▸ **GOAL**: Each line of the listing must be transcribed exactly, except for the images, which should be excluded.

---

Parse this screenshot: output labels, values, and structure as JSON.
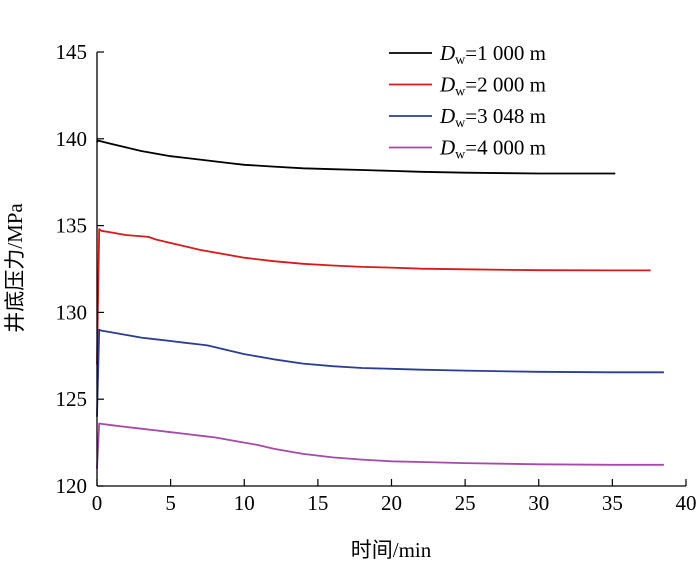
{
  "chart_data": {
    "type": "line",
    "title": "",
    "xlabel": "时间/min",
    "ylabel": "井底压力/MPa",
    "xlim": [
      0,
      40
    ],
    "ylim": [
      120,
      145
    ],
    "xticks": [
      0,
      5,
      10,
      15,
      20,
      25,
      30,
      35,
      40
    ],
    "yticks": [
      120,
      125,
      130,
      135,
      140,
      145
    ],
    "legend_position": "top-right",
    "series": [
      {
        "name_main": "D",
        "name_sub": "w",
        "name_rest": "=1 000 m",
        "color": "#000000",
        "x": [
          0,
          0.05,
          1,
          2,
          3,
          4,
          5,
          6,
          7,
          8,
          9,
          10,
          12,
          14,
          16,
          18,
          20,
          22,
          25,
          28,
          30,
          33,
          35.2
        ],
        "y": [
          139.8,
          139.9,
          139.7,
          139.5,
          139.3,
          139.15,
          139.0,
          138.9,
          138.8,
          138.7,
          138.6,
          138.5,
          138.4,
          138.3,
          138.25,
          138.2,
          138.15,
          138.1,
          138.05,
          138.02,
          138.0,
          138.0,
          138.0
        ]
      },
      {
        "name_main": "D",
        "name_sub": "w",
        "name_rest": "=2 000 m",
        "color": "#d7191c",
        "x": [
          0,
          0.15,
          0.3,
          1,
          2,
          3.5,
          4,
          5,
          6,
          7,
          8,
          10,
          12,
          14,
          16,
          18,
          20,
          22,
          25,
          28,
          30,
          35,
          37.6
        ],
        "y": [
          127.0,
          134.8,
          134.7,
          134.6,
          134.45,
          134.35,
          134.2,
          134.0,
          133.8,
          133.6,
          133.45,
          133.15,
          132.95,
          132.8,
          132.7,
          132.62,
          132.58,
          132.52,
          132.48,
          132.45,
          132.43,
          132.42,
          132.42
        ]
      },
      {
        "name_main": "D",
        "name_sub": "w",
        "name_rest": "=3 048 m",
        "color": "#2b3d91",
        "x": [
          0,
          0.15,
          0.3,
          1,
          2,
          3,
          4,
          5,
          6,
          7,
          7.5,
          8,
          9,
          10,
          12,
          14,
          16,
          18,
          20,
          22,
          25,
          28,
          30,
          35,
          38.5
        ],
        "y": [
          124.0,
          129.0,
          128.95,
          128.85,
          128.7,
          128.55,
          128.45,
          128.35,
          128.25,
          128.15,
          128.1,
          128.0,
          127.8,
          127.6,
          127.3,
          127.05,
          126.9,
          126.8,
          126.75,
          126.7,
          126.65,
          126.6,
          126.58,
          126.55,
          126.55
        ]
      },
      {
        "name_main": "D",
        "name_sub": "w",
        "name_rest": "=4 000 m",
        "color": "#a54aa8",
        "x": [
          0,
          0.15,
          0.3,
          1,
          2,
          3,
          4,
          5,
          6,
          7,
          8,
          9,
          10,
          11,
          12,
          14,
          16,
          18,
          20,
          22,
          25,
          28,
          30,
          35,
          38.5
        ],
        "y": [
          121.0,
          123.6,
          123.58,
          123.5,
          123.4,
          123.3,
          123.2,
          123.1,
          123.0,
          122.9,
          122.8,
          122.65,
          122.5,
          122.35,
          122.15,
          121.85,
          121.65,
          121.52,
          121.42,
          121.38,
          121.32,
          121.28,
          121.25,
          121.22,
          121.22
        ]
      }
    ]
  }
}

---

▸ **SOLUTION FOR THIS PROBLEM**:
Parse this screenshot: output labels, values, and structure as JSON.
{
  "chart_data": {
    "type": "line",
    "title": "",
    "xlabel": "时间/min",
    "ylabel": "井底压力/MPa",
    "xlim": [
      0,
      40
    ],
    "ylim": [
      120,
      145
    ],
    "xticks": [
      0,
      5,
      10,
      15,
      20,
      25,
      30,
      35,
      40
    ],
    "yticks": [
      120,
      125,
      130,
      135,
      140,
      145
    ],
    "legend_position": "top-right",
    "series": [
      {
        "name_main": "D",
        "name_sub": "w",
        "name_rest": "=1 000 m",
        "color": "#000000",
        "x": [
          0,
          0.05,
          1,
          2,
          3,
          4,
          5,
          6,
          7,
          8,
          9,
          10,
          12,
          14,
          16,
          18,
          20,
          22,
          25,
          28,
          30,
          33,
          35.2
        ],
        "y": [
          139.8,
          139.9,
          139.7,
          139.5,
          139.3,
          139.15,
          139.0,
          138.9,
          138.8,
          138.7,
          138.6,
          138.5,
          138.4,
          138.3,
          138.25,
          138.2,
          138.15,
          138.1,
          138.05,
          138.02,
          138.0,
          138.0,
          138.0
        ]
      },
      {
        "name_main": "D",
        "name_sub": "w",
        "name_rest": "=2 000 m",
        "color": "#d7191c",
        "x": [
          0,
          0.15,
          0.3,
          1,
          2,
          3.5,
          4,
          5,
          6,
          7,
          8,
          10,
          12,
          14,
          16,
          18,
          20,
          22,
          25,
          28,
          30,
          35,
          37.6
        ],
        "y": [
          127.0,
          134.8,
          134.7,
          134.6,
          134.45,
          134.35,
          134.2,
          134.0,
          133.8,
          133.6,
          133.45,
          133.15,
          132.95,
          132.8,
          132.7,
          132.62,
          132.58,
          132.52,
          132.48,
          132.45,
          132.43,
          132.42,
          132.42
        ]
      },
      {
        "name_main": "D",
        "name_sub": "w",
        "name_rest": "=3 048 m",
        "color": "#2b3d91",
        "x": [
          0,
          0.15,
          0.3,
          1,
          2,
          3,
          4,
          5,
          6,
          7,
          7.5,
          8,
          9,
          10,
          12,
          14,
          16,
          18,
          20,
          22,
          25,
          28,
          30,
          35,
          38.5
        ],
        "y": [
          124.0,
          129.0,
          128.95,
          128.85,
          128.7,
          128.55,
          128.45,
          128.35,
          128.25,
          128.15,
          128.1,
          128.0,
          127.8,
          127.6,
          127.3,
          127.05,
          126.9,
          126.8,
          126.75,
          126.7,
          126.65,
          126.6,
          126.58,
          126.55,
          126.55
        ]
      },
      {
        "name_main": "D",
        "name_sub": "w",
        "name_rest": "=4 000 m",
        "color": "#a54aa8",
        "x": [
          0,
          0.15,
          0.3,
          1,
          2,
          3,
          4,
          5,
          6,
          7,
          8,
          9,
          10,
          11,
          12,
          14,
          16,
          18,
          20,
          22,
          25,
          28,
          30,
          35,
          38.5
        ],
        "y": [
          121.0,
          123.6,
          123.58,
          123.5,
          123.4,
          123.3,
          123.2,
          123.1,
          123.0,
          122.9,
          122.8,
          122.65,
          122.5,
          122.35,
          122.15,
          121.85,
          121.65,
          121.52,
          121.42,
          121.38,
          121.32,
          121.28,
          121.25,
          121.22,
          121.22
        ]
      }
    ]
  }
}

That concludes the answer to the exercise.